HOW TO COMPLETE THIS TASK: Retype the QlikView forum thread below word for word, everything from "Thanks Martina" down to "in a table?".

PROVIDED TEXT START

SystemID SystemName AppManagerEmpID SupportManagerEmpID UpdateEmpID DepartmentHeadEmpID UnitHeadEmpID

123456 SystemA 45362 76534 45362 87676 99876

All of the values returned for fields ending EmpID are EmployeeID's. The EmployeeID is a simple integer unique to each individual and is the Primary key in the Employee Database.

What is the best way to handle this scenario in QlikView? I want to enrich the data with attributes from the Employee Database but want to avoid circular references and synthetic keys. In the production model there are some 40 aliased fields that contain the EmployeeID.

1: Create new aliased keys to join tables? e.g. Concat EmployeeID and 'A' as EmployeeID_A, Concat EmployeeID and 'B' as EmployeeID_B etc

2: Use Set Analysis

3: Give up

Tom.

4 Replies
brenner_martina
Partner - Specialist II
Partner - Specialist II

Hi, tatierney,

never give up with qlikview, it holds allways a workarround. In your case will be the best way by renaming all ID in all tables you need. It will be helpful to qualify all fields and unqualify IDs, p.e. all keyfields start with %:

Qualify *;

Unqualify '%*';

Sometimes you need to create a new keys by joining some fields with field1 & field2 & field3 as %keyfield....

Not applicable
Author

Thanks Martina

I did also think about implementing a data island solution but with over 250K records in the Employee database alone that was a non runner due to the likely performance issues.

I suspect I will have to go down the new keys creation root due to the complexity of the production model. We consume data from around 25 upstream systems which range from Oracle and MS SQL enterprise scale database solutions through to SharePoint lists, XML, XLS and even CSV inputs.

Tom

Not applicable
Author

I'm a bit unclear about the design question. About which employee do you want the data? In the example you've given there are 5. Do you currently have separate tables to which all of these ID fields refer? Or are they just floating as integers in a table?

PROVIDED TEXT END
DATASET CONTENT START

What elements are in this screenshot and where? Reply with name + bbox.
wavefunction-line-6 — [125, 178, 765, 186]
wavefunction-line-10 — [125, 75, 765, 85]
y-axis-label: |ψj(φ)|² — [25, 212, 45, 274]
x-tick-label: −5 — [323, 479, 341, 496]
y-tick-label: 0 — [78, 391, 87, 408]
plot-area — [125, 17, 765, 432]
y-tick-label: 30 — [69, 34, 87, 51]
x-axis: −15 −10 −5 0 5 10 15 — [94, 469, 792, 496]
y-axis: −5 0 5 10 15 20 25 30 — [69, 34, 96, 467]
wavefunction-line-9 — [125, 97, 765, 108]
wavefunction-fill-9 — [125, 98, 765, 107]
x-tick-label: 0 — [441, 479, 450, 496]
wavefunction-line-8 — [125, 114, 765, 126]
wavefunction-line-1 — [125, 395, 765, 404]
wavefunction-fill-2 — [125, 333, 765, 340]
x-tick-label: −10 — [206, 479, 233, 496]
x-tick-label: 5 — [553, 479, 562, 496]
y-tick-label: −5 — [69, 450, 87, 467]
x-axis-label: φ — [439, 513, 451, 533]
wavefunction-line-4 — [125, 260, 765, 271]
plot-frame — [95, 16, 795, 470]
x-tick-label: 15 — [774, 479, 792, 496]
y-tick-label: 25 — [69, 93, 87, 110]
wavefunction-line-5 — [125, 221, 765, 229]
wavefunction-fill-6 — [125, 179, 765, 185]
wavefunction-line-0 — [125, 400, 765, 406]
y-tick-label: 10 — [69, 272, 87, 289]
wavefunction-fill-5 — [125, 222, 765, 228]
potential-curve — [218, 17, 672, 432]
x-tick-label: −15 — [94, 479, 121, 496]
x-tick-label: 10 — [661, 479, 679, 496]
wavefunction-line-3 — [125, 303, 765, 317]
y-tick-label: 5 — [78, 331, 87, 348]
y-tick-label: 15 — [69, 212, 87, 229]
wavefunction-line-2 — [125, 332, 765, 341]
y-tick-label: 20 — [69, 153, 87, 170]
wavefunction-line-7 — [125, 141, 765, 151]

DATASET CONTENT END

SOLVED PROBLEM:
Thanks Martina

I did also think about implementing a data island solution but with over 250K records in the Employee database alone that was a non runner due to the likely performance issues.

I suspect I will have to go down the new keys creation root due to the complexity of the production model. We consume data from around 25 upstream systems which range from Oracle and MS SQL enterprise scale database solutions through to SharePoint lists, XML, XLS and even CSV inputs.

Tom

Not applicable
Author

I'm a bit unclear about the design question. About which employee do you want the data? In the example you've given there are 5. Do you currently have separate tables to which all of these ID fields refer? Or are they just floating as integers in a table?